▸ Exercise goal: Could you write out each of the records below exactly?

▸ Records for this task:
-*-
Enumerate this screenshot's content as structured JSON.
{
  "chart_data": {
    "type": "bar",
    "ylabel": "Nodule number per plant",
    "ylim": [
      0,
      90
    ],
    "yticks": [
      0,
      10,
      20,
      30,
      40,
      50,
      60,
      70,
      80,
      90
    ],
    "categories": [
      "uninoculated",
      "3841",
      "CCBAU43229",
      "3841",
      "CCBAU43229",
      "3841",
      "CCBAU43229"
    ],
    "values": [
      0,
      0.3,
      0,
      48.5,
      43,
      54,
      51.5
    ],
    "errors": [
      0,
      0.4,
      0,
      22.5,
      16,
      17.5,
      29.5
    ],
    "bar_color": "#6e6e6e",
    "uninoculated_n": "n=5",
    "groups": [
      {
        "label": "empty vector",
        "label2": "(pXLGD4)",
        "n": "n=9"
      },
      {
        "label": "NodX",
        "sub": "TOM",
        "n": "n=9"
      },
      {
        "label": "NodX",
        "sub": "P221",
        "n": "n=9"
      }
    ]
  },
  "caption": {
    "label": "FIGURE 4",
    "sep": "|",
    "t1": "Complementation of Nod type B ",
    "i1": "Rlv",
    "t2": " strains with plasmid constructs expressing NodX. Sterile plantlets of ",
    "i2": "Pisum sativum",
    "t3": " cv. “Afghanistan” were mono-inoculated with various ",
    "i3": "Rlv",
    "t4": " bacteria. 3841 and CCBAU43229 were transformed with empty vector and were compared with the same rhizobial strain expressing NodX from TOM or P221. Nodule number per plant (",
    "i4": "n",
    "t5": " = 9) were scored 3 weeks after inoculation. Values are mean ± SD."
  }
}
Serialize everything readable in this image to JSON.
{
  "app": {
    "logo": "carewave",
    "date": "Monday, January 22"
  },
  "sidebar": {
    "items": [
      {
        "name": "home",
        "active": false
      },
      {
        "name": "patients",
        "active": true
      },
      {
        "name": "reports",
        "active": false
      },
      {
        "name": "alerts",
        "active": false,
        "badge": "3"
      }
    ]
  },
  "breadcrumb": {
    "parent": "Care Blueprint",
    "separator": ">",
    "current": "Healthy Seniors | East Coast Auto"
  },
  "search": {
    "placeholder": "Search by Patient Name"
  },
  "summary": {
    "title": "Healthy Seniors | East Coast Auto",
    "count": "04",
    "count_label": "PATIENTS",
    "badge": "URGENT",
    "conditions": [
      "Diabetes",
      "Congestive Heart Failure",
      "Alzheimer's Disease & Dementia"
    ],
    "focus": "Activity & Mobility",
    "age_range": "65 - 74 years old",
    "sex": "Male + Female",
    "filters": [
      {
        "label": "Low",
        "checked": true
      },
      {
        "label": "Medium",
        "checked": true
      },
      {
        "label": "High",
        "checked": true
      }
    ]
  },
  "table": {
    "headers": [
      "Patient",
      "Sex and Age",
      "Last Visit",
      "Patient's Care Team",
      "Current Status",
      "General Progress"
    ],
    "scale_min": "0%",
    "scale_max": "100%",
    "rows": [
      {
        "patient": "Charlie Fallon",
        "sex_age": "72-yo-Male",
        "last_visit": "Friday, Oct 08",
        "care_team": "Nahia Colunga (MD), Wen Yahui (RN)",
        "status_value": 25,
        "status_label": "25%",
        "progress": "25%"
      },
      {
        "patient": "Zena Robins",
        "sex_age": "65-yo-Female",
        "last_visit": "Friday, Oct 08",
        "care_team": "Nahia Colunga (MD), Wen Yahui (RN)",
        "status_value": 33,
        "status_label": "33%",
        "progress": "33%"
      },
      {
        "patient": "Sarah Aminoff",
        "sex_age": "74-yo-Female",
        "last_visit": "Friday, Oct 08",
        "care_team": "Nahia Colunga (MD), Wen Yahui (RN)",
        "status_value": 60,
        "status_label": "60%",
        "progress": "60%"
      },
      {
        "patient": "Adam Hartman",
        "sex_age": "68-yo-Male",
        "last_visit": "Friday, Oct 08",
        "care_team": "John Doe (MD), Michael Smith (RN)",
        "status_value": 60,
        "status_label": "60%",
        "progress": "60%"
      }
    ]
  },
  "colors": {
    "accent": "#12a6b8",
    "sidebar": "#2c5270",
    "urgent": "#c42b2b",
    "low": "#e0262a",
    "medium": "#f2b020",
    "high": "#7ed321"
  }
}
-*-
▸ Solution to the problem:
Enumerate this screenshot's content as structured JSON.
{
  "chart_data": {
    "type": "bar",
    "ylabel": "Nodule number per plant",
    "ylim": [
      0,
      90
    ],
    "yticks": [
      0,
      10,
      20,
      30,
      40,
      50,
      60,
      70,
      80,
      90
    ],
    "categories": [
      "uninoculated",
      "3841",
      "CCBAU43229",
      "3841",
      "CCBAU43229",
      "3841",
      "CCBAU43229"
    ],
    "values": [
      0,
      0.3,
      0,
      48.5,
      43,
      54,
      51.5
    ],
    "errors": [
      0,
      0.4,
      0,
      22.5,
      16,
      17.5,
      29.5
    ],
    "bar_color": "#6e6e6e",
    "uninoculated_n": "n=5",
    "groups": [
      {
        "label": "empty vector",
        "label2": "(pXLGD4)",
        "n": "n=9"
      },
      {
        "label": "NodX",
        "sub": "TOM",
        "n": "n=9"
      },
      {
        "label": "NodX",
        "sub": "P221",
        "n": "n=9"
      }
    ]
  },
  "caption": {
    "label": "FIGURE 4",
    "sep": "|",
    "t1": "Complementation of Nod type B ",
    "i1": "Rlv",
    "t2": " strains with plasmid constructs expressing NodX. Sterile plantlets of ",
    "i2": "Pisum sativum",
    "t3": " cv. “Afghanistan” were mono-inoculated with various ",
    "i3": "Rlv",
    "t4": " bacteria. 3841 and CCBAU43229 were transformed with empty vector and were compared with the same rhizobial strain expressing NodX from TOM or P221. Nodule number per plant (",
    "i4": "n",
    "t5": " = 9) were scored 3 weeks after inoculation. Values are mean ± SD."
  }
}
Serialize everything readable in this image to JSON.
{
  "app": {
    "logo": "carewave",
    "date": "Monday, January 22"
  },
  "sidebar": {
    "items": [
      {
        "name": "home",
        "active": false
      },
      {
        "name": "patients",
        "active": true
      },
      {
        "name": "reports",
        "active": false
      },
      {
        "name": "alerts",
        "active": false,
        "badge": "3"
      }
    ]
  },
  "breadcrumb": {
    "parent": "Care Blueprint",
    "separator": ">",
    "current": "Healthy Seniors | East Coast Auto"
  },
  "search": {
    "placeholder": "Search by Patient Name"
  },
  "summary": {
    "title": "Healthy Seniors | East Coast Auto",
    "count": "04",
    "count_label": "PATIENTS",
    "badge": "URGENT",
    "conditions": [
      "Diabetes",
      "Congestive Heart Failure",
      "Alzheimer's Disease & Dementia"
    ],
    "focus": "Activity & Mobility",
    "age_range": "65 - 74 years old",
    "sex": "Male + Female",
    "filters": [
      {
        "label": "Low",
        "checked": true
      },
      {
        "label": "Medium",
        "checked": true
      },
      {
        "label": "High",
        "checked": true
      }
    ]
  },
  "table": {
    "headers": [
      "Patient",
      "Sex and Age",
      "Last Visit",
      "Patient's Care Team",
      "Current Status",
      "General Progress"
    ],
    "scale_min": "0%",
    "scale_max": "100%",
    "rows": [
      {
        "patient": "Charlie Fallon",
        "sex_age": "72-yo-Male",
        "last_visit": "Friday, Oct 08",
        "care_team": "Nahia Colunga (MD), Wen Yahui (RN)",
        "status_value": 25,
        "status_label": "25%",
        "progress": "25%"
      },
      {
        "patient": "Zena Robins",
        "sex_age": "65-yo-Female",
        "last_visit": "Friday, Oct 08",
        "care_team": "Nahia Colunga (MD), Wen Yahui (RN)",
        "status_value": 33,
        "status_label": "33%",
        "progress": "33%"
      },
      {
        "patient": "Sarah Aminoff",
        "sex_age": "74-yo-Female",
        "last_visit": "Friday, Oct 08",
        "care_team": "Nahia Colunga (MD), Wen Yahui (RN)",
        "status_value": 60,
        "status_label": "60%",
        "progress": "60%"
      },
      {
        "patient": "Adam Hartman",
        "sex_age": "68-yo-Male",
        "last_visit": "Friday, Oct 08",
        "care_team": "John Doe (MD), Michael Smith (RN)",
        "status_value": 60,
        "status_label": "60%",
        "progress": "60%"
      }
    ]
  },
  "colors": {
    "accent": "#12a6b8",
    "sidebar": "#2c5270",
    "urgent": "#c42b2b",
    "low": "#e0262a",
    "medium": "#f2b020",
    "high": "#7ed321"
  }
}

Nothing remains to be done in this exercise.